→ Records excerpted from a collection:
━━━━━━━━━━━━━━━━━━━━

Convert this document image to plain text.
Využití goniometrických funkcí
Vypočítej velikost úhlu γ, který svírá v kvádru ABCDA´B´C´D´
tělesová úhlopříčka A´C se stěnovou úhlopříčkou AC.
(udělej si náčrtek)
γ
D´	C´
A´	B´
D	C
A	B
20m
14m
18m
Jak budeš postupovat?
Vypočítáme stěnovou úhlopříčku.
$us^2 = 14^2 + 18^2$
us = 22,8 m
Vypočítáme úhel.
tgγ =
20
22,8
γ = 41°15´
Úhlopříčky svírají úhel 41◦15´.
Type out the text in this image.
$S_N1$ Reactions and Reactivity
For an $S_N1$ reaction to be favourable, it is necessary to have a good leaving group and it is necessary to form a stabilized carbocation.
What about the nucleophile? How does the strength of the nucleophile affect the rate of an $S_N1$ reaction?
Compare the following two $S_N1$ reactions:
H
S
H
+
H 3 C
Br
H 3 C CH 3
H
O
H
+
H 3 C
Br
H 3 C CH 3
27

━━━━━━━━━━━━━━━━━━━━

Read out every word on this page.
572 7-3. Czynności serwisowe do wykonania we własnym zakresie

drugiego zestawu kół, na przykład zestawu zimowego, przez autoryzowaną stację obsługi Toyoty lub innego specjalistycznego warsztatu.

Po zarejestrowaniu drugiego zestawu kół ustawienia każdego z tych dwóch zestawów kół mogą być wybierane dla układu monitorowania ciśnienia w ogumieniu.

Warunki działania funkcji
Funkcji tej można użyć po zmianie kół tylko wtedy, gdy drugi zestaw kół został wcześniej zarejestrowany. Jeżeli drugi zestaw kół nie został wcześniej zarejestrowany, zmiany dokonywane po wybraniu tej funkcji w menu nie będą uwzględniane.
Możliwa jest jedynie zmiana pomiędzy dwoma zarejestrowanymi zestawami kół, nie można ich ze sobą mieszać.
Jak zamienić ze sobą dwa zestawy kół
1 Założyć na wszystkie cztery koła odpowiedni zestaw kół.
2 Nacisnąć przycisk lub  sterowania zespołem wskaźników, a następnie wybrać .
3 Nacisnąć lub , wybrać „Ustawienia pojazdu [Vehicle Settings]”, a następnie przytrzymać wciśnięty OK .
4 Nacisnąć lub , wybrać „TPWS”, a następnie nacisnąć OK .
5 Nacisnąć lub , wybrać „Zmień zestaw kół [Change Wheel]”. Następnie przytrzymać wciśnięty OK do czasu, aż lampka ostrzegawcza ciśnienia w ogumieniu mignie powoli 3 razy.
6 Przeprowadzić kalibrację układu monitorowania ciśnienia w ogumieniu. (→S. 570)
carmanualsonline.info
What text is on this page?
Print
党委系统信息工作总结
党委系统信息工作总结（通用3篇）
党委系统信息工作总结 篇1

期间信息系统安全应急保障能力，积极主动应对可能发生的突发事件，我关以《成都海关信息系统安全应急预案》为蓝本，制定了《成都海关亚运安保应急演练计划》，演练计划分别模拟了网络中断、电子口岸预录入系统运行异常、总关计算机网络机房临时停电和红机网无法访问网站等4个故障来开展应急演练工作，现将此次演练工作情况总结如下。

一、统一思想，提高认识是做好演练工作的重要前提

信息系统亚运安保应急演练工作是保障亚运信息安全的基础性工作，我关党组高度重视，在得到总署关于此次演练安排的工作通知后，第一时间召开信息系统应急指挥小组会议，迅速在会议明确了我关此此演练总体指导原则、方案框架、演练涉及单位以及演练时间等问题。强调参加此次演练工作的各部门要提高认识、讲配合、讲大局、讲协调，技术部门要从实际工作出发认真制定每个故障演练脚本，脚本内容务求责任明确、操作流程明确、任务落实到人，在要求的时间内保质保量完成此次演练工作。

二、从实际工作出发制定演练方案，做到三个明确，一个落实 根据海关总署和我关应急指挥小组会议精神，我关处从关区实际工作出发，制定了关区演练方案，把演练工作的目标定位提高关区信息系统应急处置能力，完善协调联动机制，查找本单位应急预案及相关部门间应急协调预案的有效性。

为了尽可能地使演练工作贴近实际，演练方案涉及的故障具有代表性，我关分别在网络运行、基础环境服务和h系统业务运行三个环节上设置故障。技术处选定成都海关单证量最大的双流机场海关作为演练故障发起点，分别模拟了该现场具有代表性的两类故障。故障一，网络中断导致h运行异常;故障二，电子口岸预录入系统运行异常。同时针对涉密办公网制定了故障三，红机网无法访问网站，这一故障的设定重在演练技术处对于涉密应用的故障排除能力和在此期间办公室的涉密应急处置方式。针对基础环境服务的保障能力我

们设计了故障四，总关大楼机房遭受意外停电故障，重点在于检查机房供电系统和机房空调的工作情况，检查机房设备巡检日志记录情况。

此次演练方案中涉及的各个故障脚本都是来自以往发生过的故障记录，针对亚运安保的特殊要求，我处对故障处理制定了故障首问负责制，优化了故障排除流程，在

━━━━━━━━━━━━━━━━━━━━

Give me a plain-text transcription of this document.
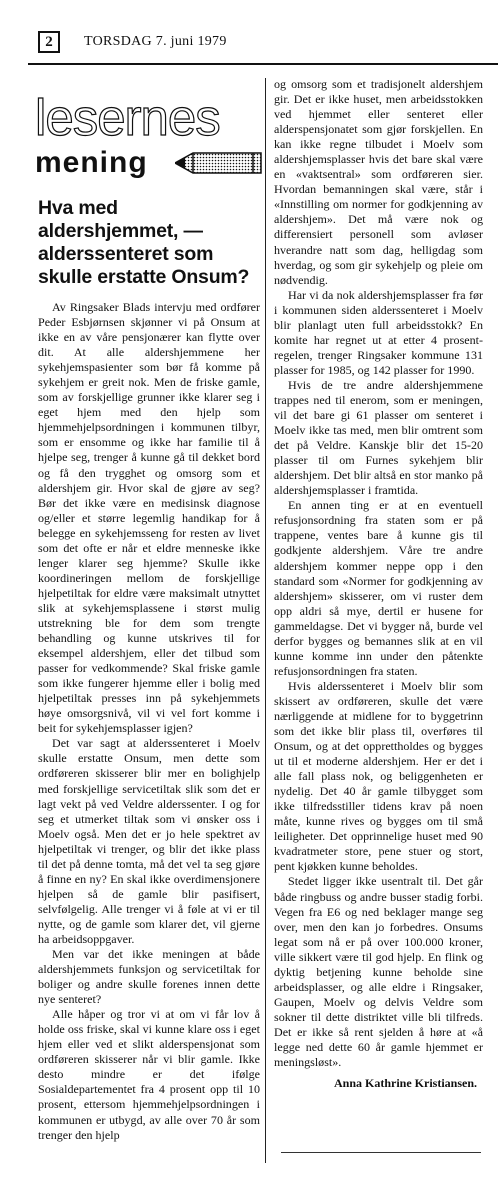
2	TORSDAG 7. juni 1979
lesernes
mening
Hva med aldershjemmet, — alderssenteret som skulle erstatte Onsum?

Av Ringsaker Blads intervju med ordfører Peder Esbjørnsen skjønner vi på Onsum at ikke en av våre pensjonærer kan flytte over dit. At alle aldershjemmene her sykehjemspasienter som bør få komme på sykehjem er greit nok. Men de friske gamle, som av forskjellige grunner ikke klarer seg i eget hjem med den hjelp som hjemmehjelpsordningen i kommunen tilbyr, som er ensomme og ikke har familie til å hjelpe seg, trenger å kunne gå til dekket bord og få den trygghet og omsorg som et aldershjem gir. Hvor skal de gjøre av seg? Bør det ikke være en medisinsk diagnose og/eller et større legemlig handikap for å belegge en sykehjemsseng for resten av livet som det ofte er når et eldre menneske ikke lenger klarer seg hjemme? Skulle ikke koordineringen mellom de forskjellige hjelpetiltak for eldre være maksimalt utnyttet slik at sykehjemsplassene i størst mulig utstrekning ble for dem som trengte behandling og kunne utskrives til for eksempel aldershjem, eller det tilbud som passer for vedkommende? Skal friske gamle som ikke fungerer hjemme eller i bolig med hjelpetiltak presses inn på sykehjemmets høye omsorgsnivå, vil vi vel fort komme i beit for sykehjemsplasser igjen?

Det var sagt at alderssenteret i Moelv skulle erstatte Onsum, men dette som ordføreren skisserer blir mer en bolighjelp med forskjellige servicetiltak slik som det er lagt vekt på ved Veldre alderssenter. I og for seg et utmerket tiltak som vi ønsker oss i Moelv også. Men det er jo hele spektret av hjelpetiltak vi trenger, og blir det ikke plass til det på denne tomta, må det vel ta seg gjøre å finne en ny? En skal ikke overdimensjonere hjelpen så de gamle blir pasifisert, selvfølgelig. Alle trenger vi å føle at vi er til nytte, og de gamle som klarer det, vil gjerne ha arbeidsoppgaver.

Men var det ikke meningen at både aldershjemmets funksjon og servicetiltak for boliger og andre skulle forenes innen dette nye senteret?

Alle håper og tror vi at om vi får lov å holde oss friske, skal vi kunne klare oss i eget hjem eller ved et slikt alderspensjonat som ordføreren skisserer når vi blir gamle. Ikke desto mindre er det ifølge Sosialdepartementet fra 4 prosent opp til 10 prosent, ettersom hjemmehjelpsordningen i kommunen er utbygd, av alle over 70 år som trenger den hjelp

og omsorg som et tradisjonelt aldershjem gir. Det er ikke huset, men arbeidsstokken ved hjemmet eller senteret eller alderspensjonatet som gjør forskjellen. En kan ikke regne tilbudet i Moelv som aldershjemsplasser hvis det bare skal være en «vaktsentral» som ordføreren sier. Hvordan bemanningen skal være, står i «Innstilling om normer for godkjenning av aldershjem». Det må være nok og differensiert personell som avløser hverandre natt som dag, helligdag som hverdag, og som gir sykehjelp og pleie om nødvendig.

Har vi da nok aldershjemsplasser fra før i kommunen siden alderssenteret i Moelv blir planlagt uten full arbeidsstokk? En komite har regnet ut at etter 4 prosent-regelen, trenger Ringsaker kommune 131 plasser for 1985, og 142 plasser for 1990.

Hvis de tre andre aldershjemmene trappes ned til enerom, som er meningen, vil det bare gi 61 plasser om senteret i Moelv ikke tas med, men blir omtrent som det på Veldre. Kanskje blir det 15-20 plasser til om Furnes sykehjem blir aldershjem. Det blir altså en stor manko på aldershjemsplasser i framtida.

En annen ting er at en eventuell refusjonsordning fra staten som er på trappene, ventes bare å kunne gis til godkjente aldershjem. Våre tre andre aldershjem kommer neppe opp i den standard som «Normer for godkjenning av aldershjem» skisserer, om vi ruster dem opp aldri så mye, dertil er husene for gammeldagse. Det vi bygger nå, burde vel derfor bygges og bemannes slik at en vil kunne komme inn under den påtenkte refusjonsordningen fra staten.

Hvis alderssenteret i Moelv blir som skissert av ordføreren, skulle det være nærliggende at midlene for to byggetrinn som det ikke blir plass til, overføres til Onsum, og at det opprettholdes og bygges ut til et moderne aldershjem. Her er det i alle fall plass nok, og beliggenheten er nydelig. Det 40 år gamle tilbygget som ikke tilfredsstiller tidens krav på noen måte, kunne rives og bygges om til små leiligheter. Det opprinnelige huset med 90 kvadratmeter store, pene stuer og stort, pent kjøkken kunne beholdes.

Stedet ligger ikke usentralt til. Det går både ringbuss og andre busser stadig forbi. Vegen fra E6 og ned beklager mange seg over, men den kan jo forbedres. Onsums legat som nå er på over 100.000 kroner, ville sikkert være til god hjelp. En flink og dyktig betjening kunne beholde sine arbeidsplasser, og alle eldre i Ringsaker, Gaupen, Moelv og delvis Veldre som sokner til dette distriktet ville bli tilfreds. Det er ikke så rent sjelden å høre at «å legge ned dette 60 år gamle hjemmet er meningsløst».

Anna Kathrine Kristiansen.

━━━━━━━━━━━━━━━━━━━━

→ Work to complete: In the data above, count the lines where the word "this" appears; reply with the number only.

→ Reply to the exercise: 5